Work to do — Write out each line exactly as given. Leave the pictures out of your copy.

Excerpted data —

^^^^

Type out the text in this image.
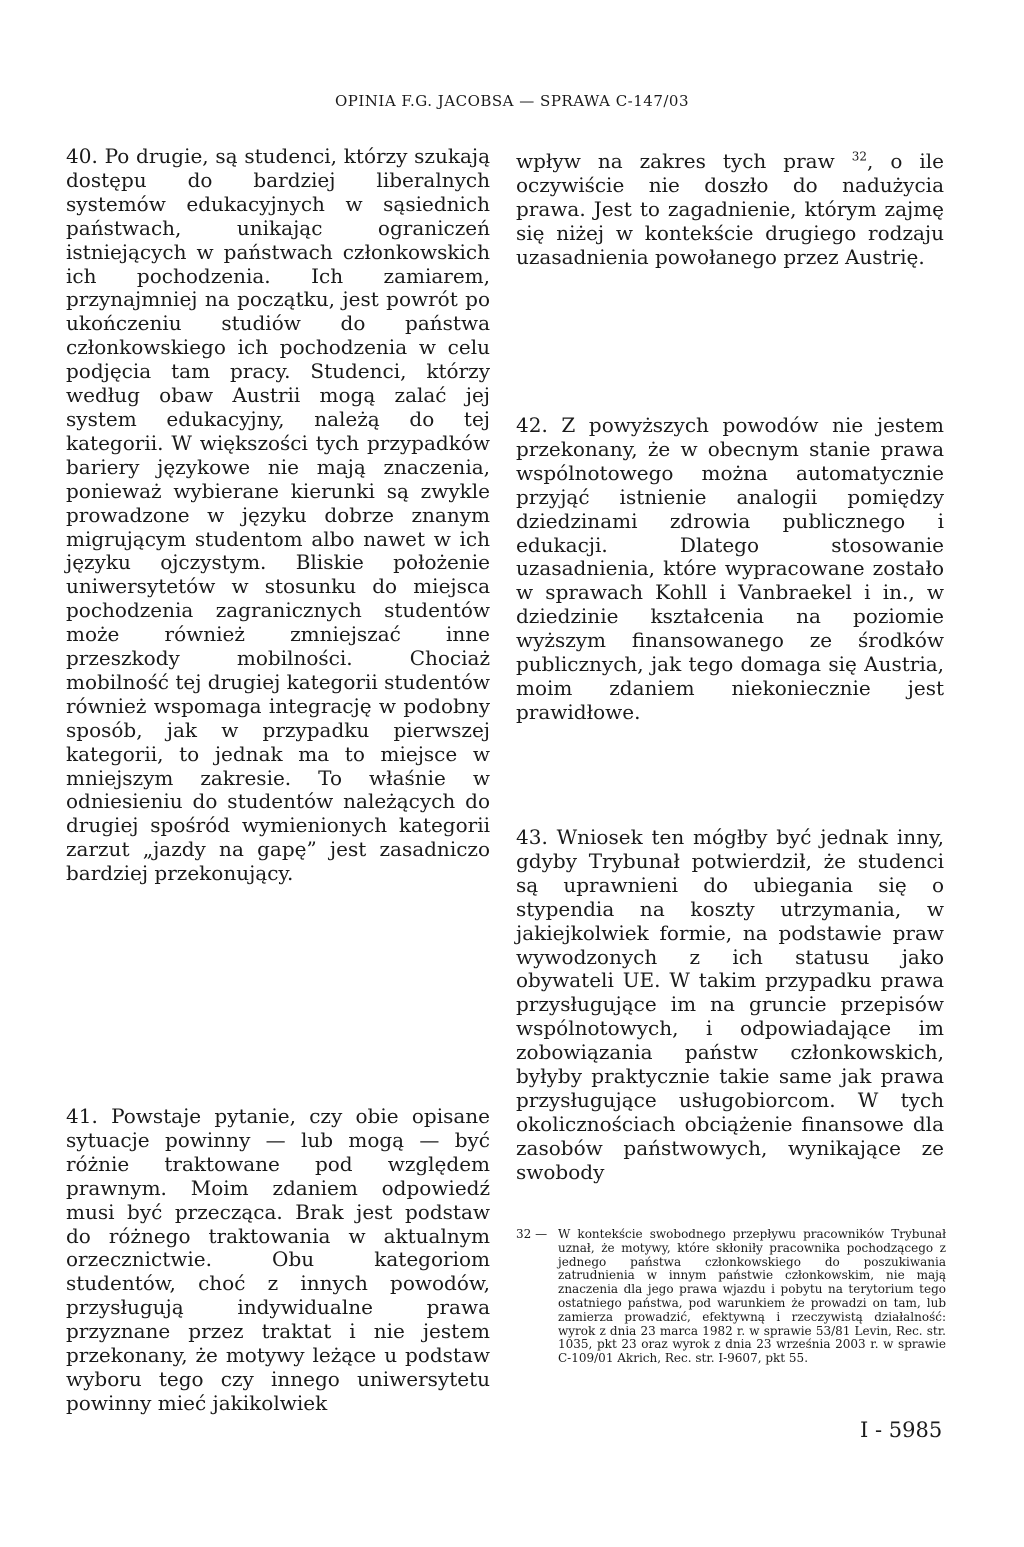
OPINIA F.G. JACOBSA — SPRAWA C-147/03

40. Po drugie, są studenci, którzy szukają dostępu do bardziej liberalnych systemów edukacyjnych w sąsiednich państwach, unikając ograniczeń istniejących w państwach członkowskich ich pochodzenia. Ich zamiarem, przynajmniej na początku, jest powrót po ukończeniu studiów do państwa członkowskiego ich pochodzenia w celu podjęcia tam pracy. Studenci, którzy według obaw Austrii mogą zalać jej system edukacyjny, należą do tej kategorii. W większości tych przypadków bariery językowe nie mają znaczenia, ponieważ wybierane kierunki są zwykle prowadzone w języku dobrze znanym migrującym studentom albo nawet w ich języku ojczystym. Bliskie położenie uniwersytetów w stosunku do miejsca pochodzenia zagranicznych studentów może również zmniejszać inne przeszkody mobilności. Chociaż mobilność tej drugiej kategorii studentów również wspomaga integrację w podobny sposób, jak w przypadku pierwszej kategorii, to jednak ma to miejsce w mniejszym zakresie. To właśnie w odniesieniu do studentów należących do drugiej spośród wymienionych kategorii zarzut „jazdy na gapę” jest zasadniczo bardziej przekonujący.

41. Powstaje pytanie, czy obie opisane sytuacje powinny — lub mogą — być różnie traktowane pod względem prawnym. Moim zdaniem odpowiedź musi być przecząca. Brak jest podstaw do różnego traktowania w aktualnym orzecznictwie. Obu kategoriom studentów, choć z innych powodów, przysługują indywidualne prawa przyznane przez traktat i nie jestem przekonany, że motywy leżące u podstaw wyboru tego czy innego uniwersytetu powinny mieć jakikolwiek

wpływ na zakres tych praw $^{32}$, o ile oczywiście nie doszło do nadużycia prawa. Jest to zagadnienie, którym zajmę się niżej w kontekście drugiego rodzaju uzasadnienia powołanego przez Austrię.

42. Z powyższych powodów nie jestem przekonany, że w obecnym stanie prawa wspólnotowego można automatycznie przyjąć istnienie analogii pomiędzy dziedzinami zdrowia publicznego i edukacji. Dlatego stosowanie uzasadnienia, które wypracowane zostało w sprawach Kohll i Vanbraekel i in., w dziedzinie kształcenia na poziomie wyższym finansowanego ze środków publicznych, jak tego domaga się Austria, moim zdaniem niekoniecznie jest prawidłowe.

43. Wniosek ten mógłby być jednak inny, gdyby Trybunał potwierdził, że studenci są uprawnieni do ubiegania się o stypendia na koszty utrzymania, w jakiejkolwiek formie, na podstawie praw wywodzonych z ich statusu jako obywateli UE. W takim przypadku prawa przysługujące im na gruncie przepisów wspólnotowych, i odpowiadające im zobowiązania państw członkowskich, byłyby praktycznie takie same jak prawa przysługujące usługobiorcom. W tych okolicznościach obciążenie finansowe dla zasobów państwowych, wynikające ze swobody

32 — W kontekście swobodnego przepływu pracowników Trybunał uznał, że motywy, które skłoniły pracownika pochodzącego z jednego państwa członkowskiego do poszukiwania zatrudnienia w innym państwie członkowskim, nie mają znaczenia dla jego prawa wjazdu i pobytu na terytorium tego ostatniego państwa, pod warunkiem że prowadzi on tam, lub zamierza prowadzić, efektywną i rzeczywistą działalność: wyrok z dnia 23 marca 1982 r. w sprawie 53/81 Levin, Rec. str. 1035, pkt 23 oraz wyrok z dnia 23 września 2003 r. w sprawie C-109/01 Akrich, Rec. str. I-9607, pkt 55.
I - 5985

^^^^

Solution for this problem —
Type out the text in this image.
OPINIA F.G. JACOBSA — SPRAWA C-147/03

40. Po drugie, są studenci, którzy szukają dostępu do bardziej liberalnych systemów edukacyjnych w sąsiednich państwach, unikając ograniczeń istniejących w państwach członkowskich ich pochodzenia. Ich zamiarem, przynajmniej na początku, jest powrót po ukończeniu studiów do państwa członkowskiego ich pochodzenia w celu podjęcia tam pracy. Studenci, którzy według obaw Austrii mogą zalać jej system edukacyjny, należą do tej kategorii. W większości tych przypadków bariery językowe nie mają znaczenia, ponieważ wybierane kierunki są zwykle prowadzone w języku dobrze znanym migrującym studentom albo nawet w ich języku ojczystym. Bliskie położenie uniwersytetów w stosunku do miejsca pochodzenia zagranicznych studentów może również zmniejszać inne przeszkody mobilności. Chociaż mobilność tej drugiej kategorii studentów również wspomaga integrację w podobny sposób, jak w przypadku pierwszej kategorii, to jednak ma to miejsce w mniejszym zakresie. To właśnie w odniesieniu do studentów należących do drugiej spośród wymienionych kategorii zarzut „jazdy na gapę” jest zasadniczo bardziej przekonujący.

41. Powstaje pytanie, czy obie opisane sytuacje powinny — lub mogą — być różnie traktowane pod względem prawnym. Moim zdaniem odpowiedź musi być przecząca. Brak jest podstaw do różnego traktowania w aktualnym orzecznictwie. Obu kategoriom studentów, choć z innych powodów, przysługują indywidualne prawa przyznane przez traktat i nie jestem przekonany, że motywy leżące u podstaw wyboru tego czy innego uniwersytetu powinny mieć jakikolwiek

wpływ na zakres tych praw $^{32}$, o ile oczywiście nie doszło do nadużycia prawa. Jest to zagadnienie, którym zajmę się niżej w kontekście drugiego rodzaju uzasadnienia powołanego przez Austrię.

42. Z powyższych powodów nie jestem przekonany, że w obecnym stanie prawa wspólnotowego można automatycznie przyjąć istnienie analogii pomiędzy dziedzinami zdrowia publicznego i edukacji. Dlatego stosowanie uzasadnienia, które wypracowane zostało w sprawach Kohll i Vanbraekel i in., w dziedzinie kształcenia na poziomie wyższym finansowanego ze środków publicznych, jak tego domaga się Austria, moim zdaniem niekoniecznie jest prawidłowe.

43. Wniosek ten mógłby być jednak inny, gdyby Trybunał potwierdził, że studenci są uprawnieni do ubiegania się o stypendia na koszty utrzymania, w jakiejkolwiek formie, na podstawie praw wywodzonych z ich statusu jako obywateli UE. W takim przypadku prawa przysługujące im na gruncie przepisów wspólnotowych, i odpowiadające im zobowiązania państw członkowskich, byłyby praktycznie takie same jak prawa przysługujące usługobiorcom. W tych okolicznościach obciążenie finansowe dla zasobów państwowych, wynikające ze swobody

32 — W kontekście swobodnego przepływu pracowników Trybunał uznał, że motywy, które skłoniły pracownika pochodzącego z jednego państwa członkowskiego do poszukiwania zatrudnienia w innym państwie członkowskim, nie mają znaczenia dla jego prawa wjazdu i pobytu na terytorium tego ostatniego państwa, pod warunkiem że prowadzi on tam, lub zamierza prowadzić, efektywną i rzeczywistą działalność: wyrok z dnia 23 marca 1982 r. w sprawie 53/81 Levin, Rec. str. 1035, pkt 23 oraz wyrok z dnia 23 września 2003 r. w sprawie C-109/01 Akrich, Rec. str. I-9607, pkt 55.
I - 5985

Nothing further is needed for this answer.